**PROBLEM DETAILS:**
Count how many lines of the data include "JSON". The answer is that number and nothing else.

**INFORMATION PROVIDED:**

──────────

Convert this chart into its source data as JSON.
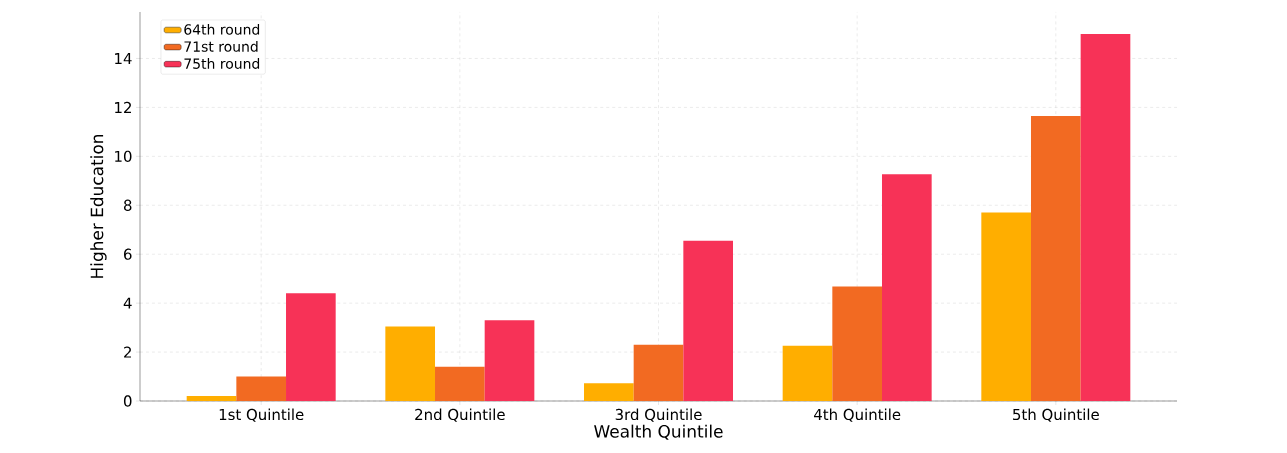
{
  "chart_data": {
    "type": "bar",
    "xlabel": "Wealth Quintile",
    "ylabel": "Higher Education",
    "categories": [
      "1st Quintile",
      "2nd Quintile",
      "3rd Quintile",
      "4th Quintile",
      "5th Quintile"
    ],
    "series": [
      {
        "name": "64th round",
        "color": "#ffae00",
        "values": [
          0.2,
          3.05,
          0.73,
          2.26,
          7.7
        ]
      },
      {
        "name": "71st round",
        "color": "#f26a22",
        "values": [
          1.0,
          1.4,
          2.3,
          4.68,
          11.65
        ]
      },
      {
        "name": "75th round",
        "color": "#f73257",
        "values": [
          4.4,
          3.3,
          6.55,
          9.27,
          15.0
        ]
      }
    ],
    "ylim": [
      0,
      15.9
    ],
    "yticks": [
      0,
      2,
      4,
      6,
      8,
      10,
      12,
      14
    ],
    "grid": true,
    "legend": "top left"
  }
}
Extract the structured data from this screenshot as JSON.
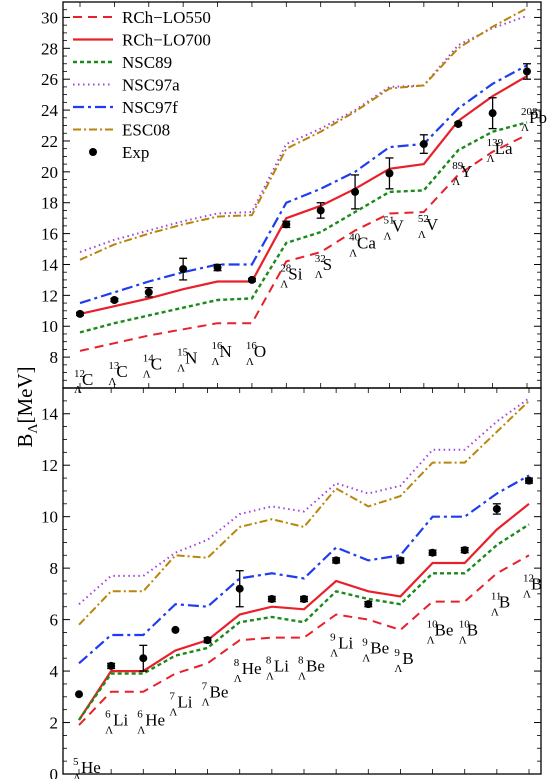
{
  "figure": {
    "ylabel": "B",
    "ylabel_sub": "Λ",
    "ylabel_unit": "[MeV]"
  },
  "legend": [
    {
      "key": "RChLO550",
      "label": "RCh−LO550",
      "color": "#e8202a",
      "style": "dash"
    },
    {
      "key": "RChLO700",
      "label": "RCh−LO700",
      "color": "#e8202a",
      "style": "solid"
    },
    {
      "key": "NSC89",
      "label": "NSC89",
      "color": "#1a8a1a",
      "style": "dotted-dash"
    },
    {
      "key": "NSC97a",
      "label": "NSC97a",
      "color": "#a040e0",
      "style": "dot"
    },
    {
      "key": "NSC97f",
      "label": "NSC97f",
      "color": "#1e3cf0",
      "style": "dashdot"
    },
    {
      "key": "ESC08",
      "label": "ESC08",
      "color": "#b8860b",
      "style": "dashdot2"
    },
    {
      "key": "Exp",
      "label": "Exp",
      "color": "#000000",
      "style": "marker"
    }
  ],
  "chart_data": [
    {
      "type": "line",
      "panel": "top",
      "ylim": [
        6,
        31
      ],
      "yticks": [
        8,
        10,
        12,
        14,
        16,
        18,
        20,
        22,
        24,
        26,
        28,
        30
      ],
      "legend_position": "top-left",
      "nuclei": [
        {
          "mass": "12",
          "el": "C"
        },
        {
          "mass": "13",
          "el": "C"
        },
        {
          "mass": "14",
          "el": "C"
        },
        {
          "mass": "15",
          "el": "N"
        },
        {
          "mass": "16",
          "el": "N"
        },
        {
          "mass": "16",
          "el": "O"
        },
        {
          "mass": "28",
          "el": "Si"
        },
        {
          "mass": "32",
          "el": "S"
        },
        {
          "mass": "40",
          "el": "Ca"
        },
        {
          "mass": "51",
          "el": "V"
        },
        {
          "mass": "52",
          "el": "V"
        },
        {
          "mass": "89",
          "el": "Y"
        },
        {
          "mass": "139",
          "el": "La"
        },
        {
          "mass": "208",
          "el": "Pb"
        }
      ],
      "series": [
        {
          "key": "RChLO550",
          "values": [
            8.4,
            8.9,
            9.4,
            9.8,
            10.2,
            10.2,
            14.2,
            14.8,
            16.2,
            17.3,
            17.4,
            19.8,
            21.3,
            22.4
          ]
        },
        {
          "key": "RChLO700",
          "values": [
            10.8,
            11.3,
            11.8,
            12.4,
            12.9,
            12.9,
            17.0,
            17.8,
            18.9,
            20.2,
            20.5,
            23.3,
            24.9,
            26.2
          ]
        },
        {
          "key": "NSC89",
          "values": [
            9.6,
            10.2,
            10.7,
            11.2,
            11.7,
            11.8,
            15.4,
            16.1,
            17.4,
            18.7,
            18.8,
            21.4,
            22.6,
            23.2
          ]
        },
        {
          "key": "NSC97a",
          "values": [
            14.8,
            15.6,
            16.2,
            16.8,
            17.3,
            17.4,
            21.8,
            22.8,
            24.0,
            25.5,
            25.6,
            28.2,
            29.3,
            30.1
          ]
        },
        {
          "key": "NSC97f",
          "values": [
            11.5,
            12.2,
            12.9,
            13.5,
            14.0,
            14.0,
            18.0,
            18.9,
            20.0,
            21.6,
            21.8,
            24.1,
            25.7,
            26.9
          ]
        },
        {
          "key": "ESC08",
          "values": [
            14.3,
            15.3,
            16.0,
            16.6,
            17.1,
            17.2,
            21.5,
            22.6,
            23.9,
            25.4,
            25.6,
            28.0,
            29.4,
            30.6
          ]
        }
      ],
      "exp": {
        "values": [
          10.8,
          11.7,
          12.2,
          13.7,
          13.8,
          13.0,
          16.6,
          17.5,
          18.7,
          19.9,
          21.8,
          23.1,
          23.8,
          26.5
        ],
        "errors": [
          0.1,
          0.1,
          0.3,
          0.7,
          0.2,
          0.1,
          0.2,
          0.5,
          1.1,
          1.0,
          0.6,
          0.1,
          1.0,
          0.5
        ]
      }
    },
    {
      "type": "line",
      "panel": "bottom",
      "ylim": [
        0,
        15
      ],
      "yticks": [
        0,
        2,
        4,
        6,
        8,
        10,
        12,
        14
      ],
      "nuclei": [
        {
          "mass": "5",
          "el": "He"
        },
        {
          "mass": "6",
          "el": "Li"
        },
        {
          "mass": "6",
          "el": "He"
        },
        {
          "mass": "7",
          "el": "Li"
        },
        {
          "mass": "7",
          "el": "Be"
        },
        {
          "mass": "8",
          "el": "He"
        },
        {
          "mass": "8",
          "el": "Li"
        },
        {
          "mass": "8",
          "el": "Be"
        },
        {
          "mass": "9",
          "el": "Li"
        },
        {
          "mass": "9",
          "el": "Be"
        },
        {
          "mass": "9",
          "el": "B"
        },
        {
          "mass": "10",
          "el": "Be"
        },
        {
          "mass": "10",
          "el": "B"
        },
        {
          "mass": "11",
          "el": "B"
        },
        {
          "mass": "12",
          "el": "B"
        }
      ],
      "series": [
        {
          "key": "RChLO550",
          "values": [
            1.9,
            3.2,
            3.2,
            3.9,
            4.3,
            5.2,
            5.3,
            5.3,
            6.2,
            6.0,
            5.6,
            6.7,
            6.7,
            7.8,
            8.5
          ]
        },
        {
          "key": "RChLO700",
          "values": [
            2.1,
            4.0,
            4.0,
            4.8,
            5.2,
            6.2,
            6.5,
            6.4,
            7.5,
            7.1,
            6.9,
            8.2,
            8.2,
            9.5,
            10.5
          ]
        },
        {
          "key": "NSC89",
          "values": [
            2.1,
            3.9,
            3.9,
            4.6,
            4.9,
            5.9,
            6.1,
            5.9,
            7.1,
            6.8,
            6.6,
            7.8,
            7.8,
            8.9,
            9.7
          ]
        },
        {
          "key": "NSC97a",
          "values": [
            6.6,
            7.7,
            7.7,
            8.6,
            9.1,
            10.1,
            10.4,
            10.2,
            11.3,
            10.9,
            11.2,
            12.6,
            12.6,
            13.7,
            14.6
          ]
        },
        {
          "key": "NSC97f",
          "values": [
            4.3,
            5.4,
            5.4,
            6.6,
            6.5,
            7.6,
            7.8,
            7.6,
            8.8,
            8.3,
            8.5,
            10.0,
            10.0,
            10.9,
            11.6
          ]
        },
        {
          "key": "ESC08",
          "values": [
            5.8,
            7.1,
            7.1,
            8.5,
            8.4,
            9.6,
            9.9,
            9.6,
            11.1,
            10.4,
            10.8,
            12.1,
            12.1,
            13.3,
            14.5
          ]
        }
      ],
      "exp": {
        "values": [
          3.1,
          4.2,
          4.5,
          5.6,
          5.2,
          7.2,
          6.8,
          6.8,
          8.3,
          6.6,
          8.3,
          8.6,
          8.7,
          10.3,
          11.4
        ],
        "errors": [
          0.05,
          0.1,
          0.5,
          0.05,
          0.1,
          0.7,
          0.1,
          0.1,
          0.1,
          0.1,
          0.1,
          0.1,
          0.1,
          0.2,
          0.1
        ]
      }
    }
  ]
}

──────────

**SOLUTION FOR THIS PROBLEM:**
2